▶ [WHAT YOU WILL DO]: Reproduce every line of the material below word for word, leaving nothing out and changing nothing.

▶ [MATERIAL]:
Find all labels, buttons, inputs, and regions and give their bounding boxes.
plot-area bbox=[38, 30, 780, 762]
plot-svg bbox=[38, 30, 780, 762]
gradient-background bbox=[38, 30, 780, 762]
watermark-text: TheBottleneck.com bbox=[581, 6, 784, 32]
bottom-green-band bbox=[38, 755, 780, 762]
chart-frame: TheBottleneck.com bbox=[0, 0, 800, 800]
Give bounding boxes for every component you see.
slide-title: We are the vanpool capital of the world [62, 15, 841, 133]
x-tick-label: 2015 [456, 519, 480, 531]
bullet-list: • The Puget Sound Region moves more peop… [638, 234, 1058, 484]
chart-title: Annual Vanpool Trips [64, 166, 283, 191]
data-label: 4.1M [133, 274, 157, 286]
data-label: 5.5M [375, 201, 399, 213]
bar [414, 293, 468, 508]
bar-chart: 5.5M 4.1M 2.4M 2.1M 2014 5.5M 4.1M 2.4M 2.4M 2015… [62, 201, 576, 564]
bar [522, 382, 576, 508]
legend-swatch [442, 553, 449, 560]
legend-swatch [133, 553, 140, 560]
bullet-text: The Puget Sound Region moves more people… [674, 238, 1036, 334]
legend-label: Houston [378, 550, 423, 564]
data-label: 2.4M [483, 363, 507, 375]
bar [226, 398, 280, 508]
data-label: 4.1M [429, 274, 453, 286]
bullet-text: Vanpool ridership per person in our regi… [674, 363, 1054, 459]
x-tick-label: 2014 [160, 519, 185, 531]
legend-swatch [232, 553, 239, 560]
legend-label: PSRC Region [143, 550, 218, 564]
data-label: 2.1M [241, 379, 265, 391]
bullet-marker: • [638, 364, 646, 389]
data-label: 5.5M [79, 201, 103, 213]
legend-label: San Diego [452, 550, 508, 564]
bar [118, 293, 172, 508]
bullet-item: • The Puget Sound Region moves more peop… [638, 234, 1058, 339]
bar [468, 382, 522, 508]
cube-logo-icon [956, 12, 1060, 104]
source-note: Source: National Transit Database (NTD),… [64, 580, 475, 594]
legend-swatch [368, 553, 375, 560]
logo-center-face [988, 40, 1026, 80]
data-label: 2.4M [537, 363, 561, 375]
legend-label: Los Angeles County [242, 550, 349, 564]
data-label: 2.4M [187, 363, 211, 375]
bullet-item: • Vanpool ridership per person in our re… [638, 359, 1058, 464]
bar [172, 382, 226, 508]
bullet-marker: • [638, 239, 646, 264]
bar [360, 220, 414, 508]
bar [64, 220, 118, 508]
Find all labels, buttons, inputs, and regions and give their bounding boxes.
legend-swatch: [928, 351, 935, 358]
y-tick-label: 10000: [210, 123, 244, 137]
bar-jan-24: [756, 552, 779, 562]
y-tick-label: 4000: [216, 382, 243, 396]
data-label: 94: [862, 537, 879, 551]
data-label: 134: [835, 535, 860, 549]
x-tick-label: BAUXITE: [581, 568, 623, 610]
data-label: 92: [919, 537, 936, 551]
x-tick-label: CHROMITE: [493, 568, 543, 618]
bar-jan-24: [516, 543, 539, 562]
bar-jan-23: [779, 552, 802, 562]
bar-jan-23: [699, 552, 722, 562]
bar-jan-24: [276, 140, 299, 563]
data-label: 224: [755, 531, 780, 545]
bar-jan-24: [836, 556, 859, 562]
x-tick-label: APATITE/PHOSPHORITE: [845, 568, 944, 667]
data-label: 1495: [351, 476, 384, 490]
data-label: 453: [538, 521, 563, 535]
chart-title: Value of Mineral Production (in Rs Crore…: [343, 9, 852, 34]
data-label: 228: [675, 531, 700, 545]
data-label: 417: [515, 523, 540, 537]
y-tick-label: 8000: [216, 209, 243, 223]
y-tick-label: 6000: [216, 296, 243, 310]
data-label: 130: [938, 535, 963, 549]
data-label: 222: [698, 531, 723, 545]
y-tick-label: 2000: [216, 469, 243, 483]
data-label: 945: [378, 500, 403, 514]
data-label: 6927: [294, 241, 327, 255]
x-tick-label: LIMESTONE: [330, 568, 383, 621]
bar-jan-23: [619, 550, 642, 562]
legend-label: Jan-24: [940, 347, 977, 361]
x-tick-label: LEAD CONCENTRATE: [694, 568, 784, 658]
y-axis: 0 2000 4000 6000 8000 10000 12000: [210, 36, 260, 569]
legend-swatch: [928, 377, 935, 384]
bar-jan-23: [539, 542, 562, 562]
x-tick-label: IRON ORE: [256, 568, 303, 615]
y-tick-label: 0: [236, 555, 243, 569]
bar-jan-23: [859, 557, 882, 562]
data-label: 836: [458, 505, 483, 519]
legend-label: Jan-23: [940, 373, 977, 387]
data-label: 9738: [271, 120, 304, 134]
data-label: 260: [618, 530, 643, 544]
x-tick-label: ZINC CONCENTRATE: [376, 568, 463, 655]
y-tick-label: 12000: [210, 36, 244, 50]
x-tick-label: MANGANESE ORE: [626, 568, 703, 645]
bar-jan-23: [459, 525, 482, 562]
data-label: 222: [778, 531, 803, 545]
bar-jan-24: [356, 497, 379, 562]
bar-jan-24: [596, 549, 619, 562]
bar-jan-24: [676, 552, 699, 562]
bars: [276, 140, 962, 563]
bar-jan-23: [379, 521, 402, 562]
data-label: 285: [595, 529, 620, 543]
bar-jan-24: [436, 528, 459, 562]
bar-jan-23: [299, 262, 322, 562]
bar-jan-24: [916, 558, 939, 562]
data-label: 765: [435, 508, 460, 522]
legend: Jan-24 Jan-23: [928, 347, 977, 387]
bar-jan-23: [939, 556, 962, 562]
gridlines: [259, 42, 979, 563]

▶ [RESULT]:
Find all labels, buttons, inputs, and regions and give their bounding boxes.
plot-area bbox=[38, 30, 780, 762]
plot-svg bbox=[38, 30, 780, 762]
gradient-background bbox=[38, 30, 780, 762]
watermark-text: TheBottleneck.com bbox=[581, 6, 784, 32]
bottom-green-band bbox=[38, 755, 780, 762]
chart-frame: TheBottleneck.com bbox=[0, 0, 800, 800]
Give bounding boxes for every component you see.
slide-title: We are the vanpool capital of the world [62, 15, 841, 133]
x-tick-label: 2015 [456, 519, 480, 531]
bullet-list: • The Puget Sound Region moves more peop… [638, 234, 1058, 484]
chart-title: Annual Vanpool Trips [64, 166, 283, 191]
data-label: 4.1M [133, 274, 157, 286]
data-label: 5.5M [375, 201, 399, 213]
bar [414, 293, 468, 508]
bar-chart: 5.5M 4.1M 2.4M 2.1M 2014 5.5M 4.1M 2.4M 2.4M 2015… [62, 201, 576, 564]
bar [522, 382, 576, 508]
legend-swatch [442, 553, 449, 560]
legend-swatch [133, 553, 140, 560]
bullet-text: The Puget Sound Region moves more people… [674, 238, 1036, 334]
legend-label: Houston [378, 550, 423, 564]
data-label: 2.4M [483, 363, 507, 375]
bar [226, 398, 280, 508]
data-label: 4.1M [429, 274, 453, 286]
bullet-text: Vanpool ridership per person in our regi… [674, 363, 1054, 459]
x-tick-label: 2014 [160, 519, 185, 531]
legend-swatch [232, 553, 239, 560]
legend-label: PSRC Region [143, 550, 218, 564]
data-label: 2.1M [241, 379, 265, 391]
bullet-marker: • [638, 364, 646, 389]
data-label: 5.5M [79, 201, 103, 213]
legend-label: San Diego [452, 550, 508, 564]
bar [118, 293, 172, 508]
bullet-item: • The Puget Sound Region moves more peop… [638, 234, 1058, 339]
bar [468, 382, 522, 508]
cube-logo-icon [956, 12, 1060, 104]
source-note: Source: National Transit Database (NTD),… [64, 580, 475, 594]
legend-swatch [368, 553, 375, 560]
logo-center-face [988, 40, 1026, 80]
data-label: 2.4M [537, 363, 561, 375]
legend-label: Los Angeles County [242, 550, 349, 564]
data-label: 2.4M [187, 363, 211, 375]
bullet-item: • Vanpool ridership per person in our re… [638, 359, 1058, 464]
bar [172, 382, 226, 508]
bullet-marker: • [638, 239, 646, 264]
bar [360, 220, 414, 508]
bar [64, 220, 118, 508]
Find all labels, buttons, inputs, and regions and give their bounding boxes.
legend-swatch: [928, 351, 935, 358]
y-tick-label: 10000: [210, 123, 244, 137]
bar-jan-24: [756, 552, 779, 562]
y-tick-label: 4000: [216, 382, 243, 396]
data-label: 94: [862, 537, 879, 551]
data-label: 134: [835, 535, 860, 549]
x-tick-label: BAUXITE: [581, 568, 623, 610]
data-label: 92: [919, 537, 936, 551]
x-tick-label: CHROMITE: [493, 568, 543, 618]
bar-jan-24: [516, 543, 539, 562]
bar-jan-23: [779, 552, 802, 562]
bar-jan-23: [699, 552, 722, 562]
bar-jan-24: [276, 140, 299, 563]
data-label: 224: [755, 531, 780, 545]
bar-jan-24: [836, 556, 859, 562]
x-tick-label: APATITE/PHOSPHORITE: [845, 568, 944, 667]
data-label: 1495: [351, 476, 384, 490]
data-label: 453: [538, 521, 563, 535]
chart-title: Value of Mineral Production (in Rs Crore…: [343, 9, 852, 34]
data-label: 228: [675, 531, 700, 545]
data-label: 417: [515, 523, 540, 537]
y-tick-label: 8000: [216, 209, 243, 223]
y-tick-label: 6000: [216, 296, 243, 310]
data-label: 130: [938, 535, 963, 549]
data-label: 222: [698, 531, 723, 545]
y-tick-label: 2000: [216, 469, 243, 483]
data-label: 945: [378, 500, 403, 514]
data-label: 6927: [294, 241, 327, 255]
x-tick-label: LIMESTONE: [330, 568, 383, 621]
bar-jan-23: [619, 550, 642, 562]
legend-label: Jan-24: [940, 347, 977, 361]
x-tick-label: LEAD CONCENTRATE: [694, 568, 784, 658]
y-axis: 0 2000 4000 6000 8000 10000 12000: [210, 36, 260, 569]
legend-swatch: [928, 377, 935, 384]
bar-jan-23: [539, 542, 562, 562]
x-tick-label: IRON ORE: [256, 568, 303, 615]
y-tick-label: 0: [236, 555, 243, 569]
bar-jan-23: [859, 557, 882, 562]
data-label: 836: [458, 505, 483, 519]
legend-label: Jan-23: [940, 373, 977, 387]
data-label: 9738: [271, 120, 304, 134]
data-label: 260: [618, 530, 643, 544]
x-tick-label: ZINC CONCENTRATE: [376, 568, 463, 655]
y-tick-label: 12000: [210, 36, 244, 50]
x-tick-label: MANGANESE ORE: [626, 568, 703, 645]
bar-jan-23: [459, 525, 482, 562]
data-label: 222: [778, 531, 803, 545]
bar-jan-24: [356, 497, 379, 562]
bar-jan-24: [596, 549, 619, 562]
bar-jan-24: [676, 552, 699, 562]
bars: [276, 140, 962, 563]
bar-jan-23: [379, 521, 402, 562]
data-label: 285: [595, 529, 620, 543]
bar-jan-24: [436, 528, 459, 562]
bar-jan-23: [299, 262, 322, 562]
bar-jan-24: [916, 558, 939, 562]
data-label: 765: [435, 508, 460, 522]
legend: Jan-24 Jan-23: [928, 347, 977, 387]
bar-jan-23: [939, 556, 962, 562]
gridlines: [259, 42, 979, 563]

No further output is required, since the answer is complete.